Exercise objective: From the entries that follow, gather each line holding the word "Middle".

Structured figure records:
● ● ● ●

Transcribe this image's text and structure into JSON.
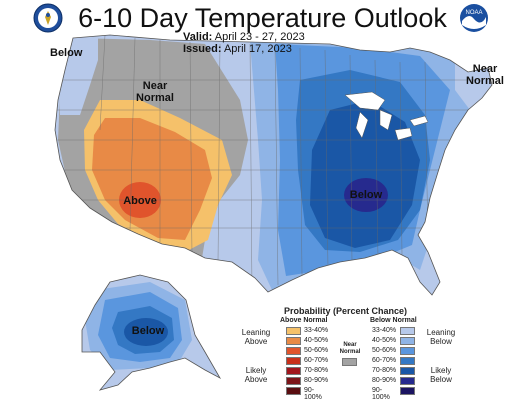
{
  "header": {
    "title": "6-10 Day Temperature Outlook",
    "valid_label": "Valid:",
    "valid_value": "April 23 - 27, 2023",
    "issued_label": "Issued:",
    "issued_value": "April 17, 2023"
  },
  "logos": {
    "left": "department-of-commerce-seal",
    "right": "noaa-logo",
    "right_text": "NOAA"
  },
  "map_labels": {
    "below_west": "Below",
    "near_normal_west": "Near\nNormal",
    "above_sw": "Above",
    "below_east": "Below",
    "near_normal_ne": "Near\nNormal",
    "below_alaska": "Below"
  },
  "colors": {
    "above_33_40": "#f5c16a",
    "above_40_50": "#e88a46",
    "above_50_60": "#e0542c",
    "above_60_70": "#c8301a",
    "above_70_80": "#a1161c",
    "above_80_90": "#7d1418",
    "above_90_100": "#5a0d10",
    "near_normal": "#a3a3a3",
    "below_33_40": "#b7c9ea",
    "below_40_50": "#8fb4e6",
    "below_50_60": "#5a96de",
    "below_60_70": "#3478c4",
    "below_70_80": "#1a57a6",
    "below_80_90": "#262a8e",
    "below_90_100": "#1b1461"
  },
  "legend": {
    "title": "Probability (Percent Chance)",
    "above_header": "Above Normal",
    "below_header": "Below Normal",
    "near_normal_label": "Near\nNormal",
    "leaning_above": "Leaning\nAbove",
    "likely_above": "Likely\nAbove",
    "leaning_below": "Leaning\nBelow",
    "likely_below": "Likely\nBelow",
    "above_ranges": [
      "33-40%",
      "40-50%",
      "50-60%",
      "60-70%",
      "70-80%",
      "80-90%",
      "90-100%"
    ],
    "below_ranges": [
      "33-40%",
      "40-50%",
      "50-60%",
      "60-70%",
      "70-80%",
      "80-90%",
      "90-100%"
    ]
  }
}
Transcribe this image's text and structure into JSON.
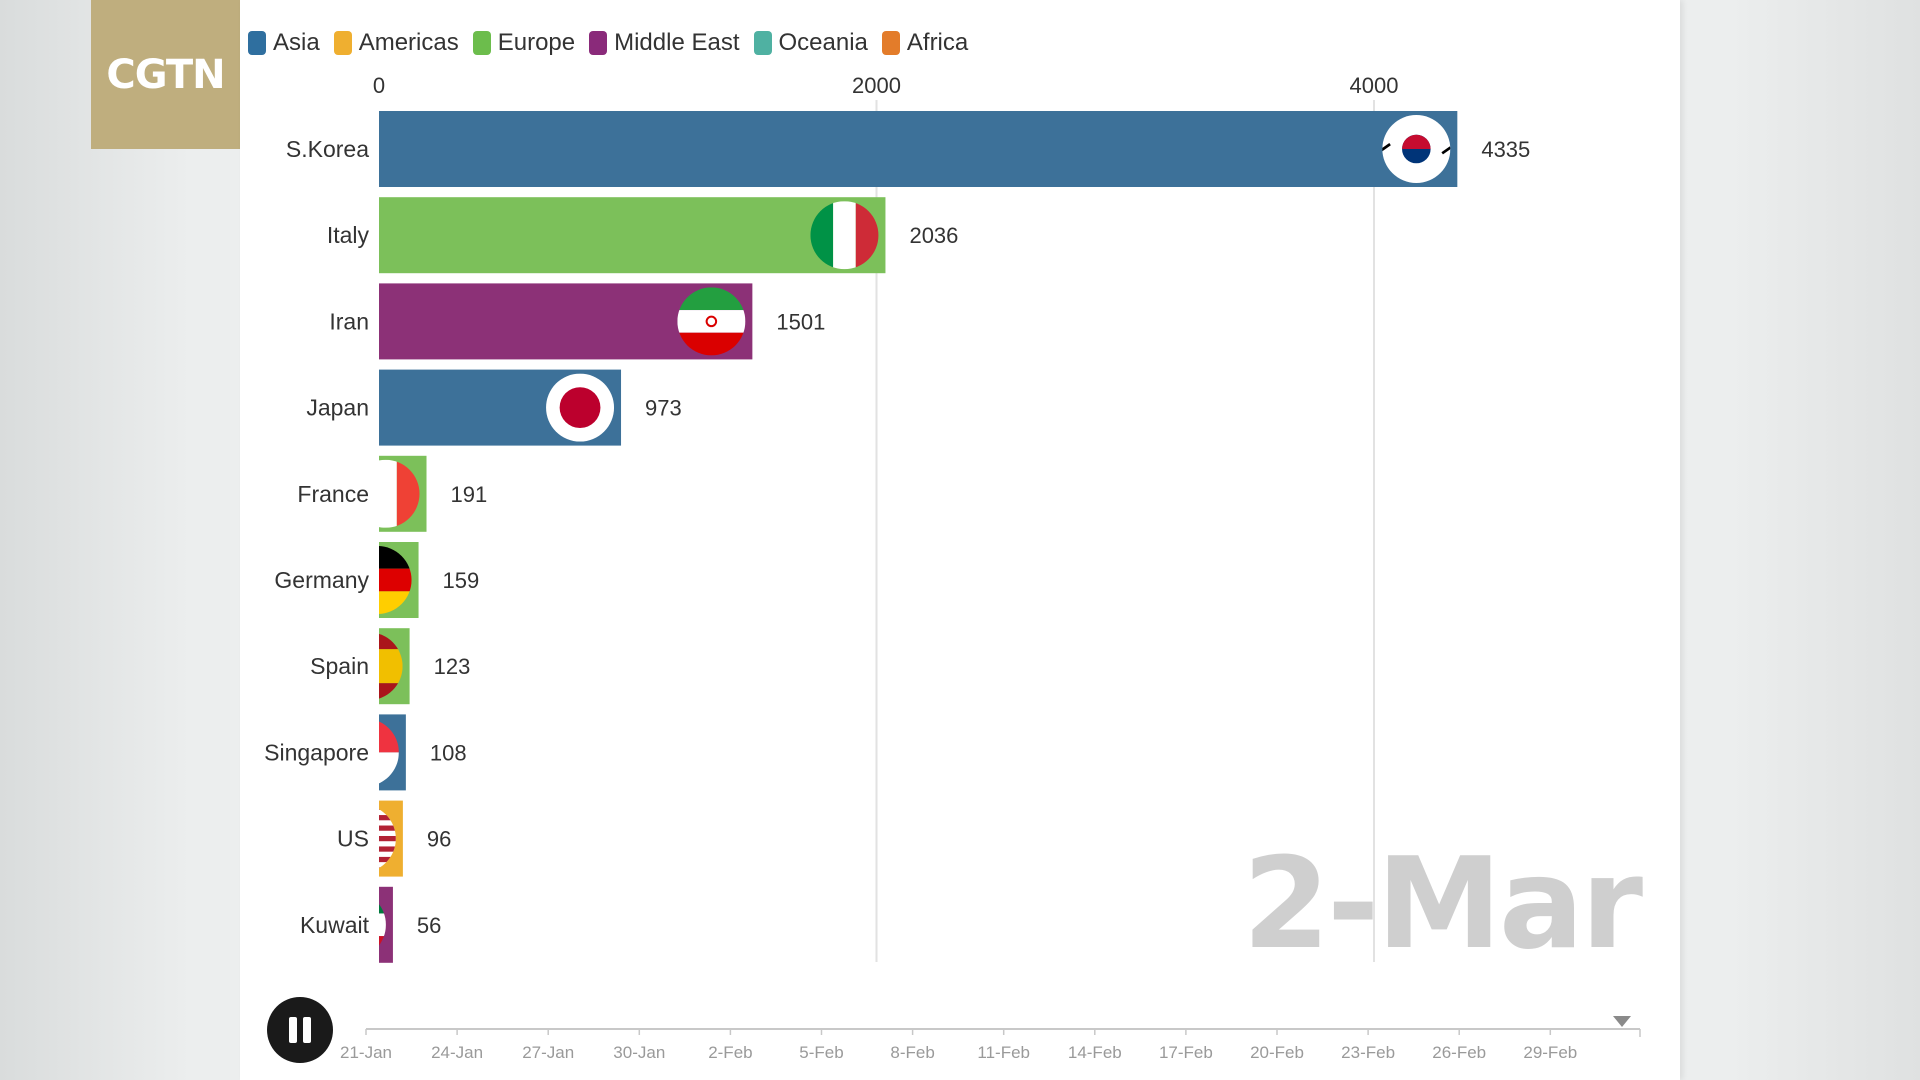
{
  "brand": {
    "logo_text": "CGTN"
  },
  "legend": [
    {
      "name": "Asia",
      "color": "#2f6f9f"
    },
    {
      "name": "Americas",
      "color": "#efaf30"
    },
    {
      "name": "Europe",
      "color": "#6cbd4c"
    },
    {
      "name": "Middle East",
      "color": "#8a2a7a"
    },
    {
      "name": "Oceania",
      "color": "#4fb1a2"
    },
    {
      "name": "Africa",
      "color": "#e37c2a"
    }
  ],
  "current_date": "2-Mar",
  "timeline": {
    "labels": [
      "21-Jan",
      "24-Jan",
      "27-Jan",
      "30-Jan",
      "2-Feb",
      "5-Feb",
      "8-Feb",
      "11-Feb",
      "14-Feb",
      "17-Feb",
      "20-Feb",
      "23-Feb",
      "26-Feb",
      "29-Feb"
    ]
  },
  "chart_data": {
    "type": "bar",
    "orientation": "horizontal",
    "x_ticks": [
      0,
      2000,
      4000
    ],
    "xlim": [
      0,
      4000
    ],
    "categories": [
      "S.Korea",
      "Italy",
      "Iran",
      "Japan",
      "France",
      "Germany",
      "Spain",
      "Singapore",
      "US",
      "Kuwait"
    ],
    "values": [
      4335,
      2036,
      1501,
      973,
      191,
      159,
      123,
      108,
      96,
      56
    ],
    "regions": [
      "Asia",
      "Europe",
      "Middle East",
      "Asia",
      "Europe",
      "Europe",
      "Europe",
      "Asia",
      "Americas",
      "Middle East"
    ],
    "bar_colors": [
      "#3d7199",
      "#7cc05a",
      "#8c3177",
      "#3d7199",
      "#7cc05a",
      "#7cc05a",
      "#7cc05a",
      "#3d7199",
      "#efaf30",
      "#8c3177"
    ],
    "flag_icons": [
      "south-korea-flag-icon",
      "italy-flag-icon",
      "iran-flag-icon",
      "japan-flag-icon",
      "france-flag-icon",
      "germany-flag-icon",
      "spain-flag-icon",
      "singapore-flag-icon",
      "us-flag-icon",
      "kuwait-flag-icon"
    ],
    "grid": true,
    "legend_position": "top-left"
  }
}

● ● ● ●

Written answer:
      "name": "Middle East",
      "Middle East",
      "Middle East"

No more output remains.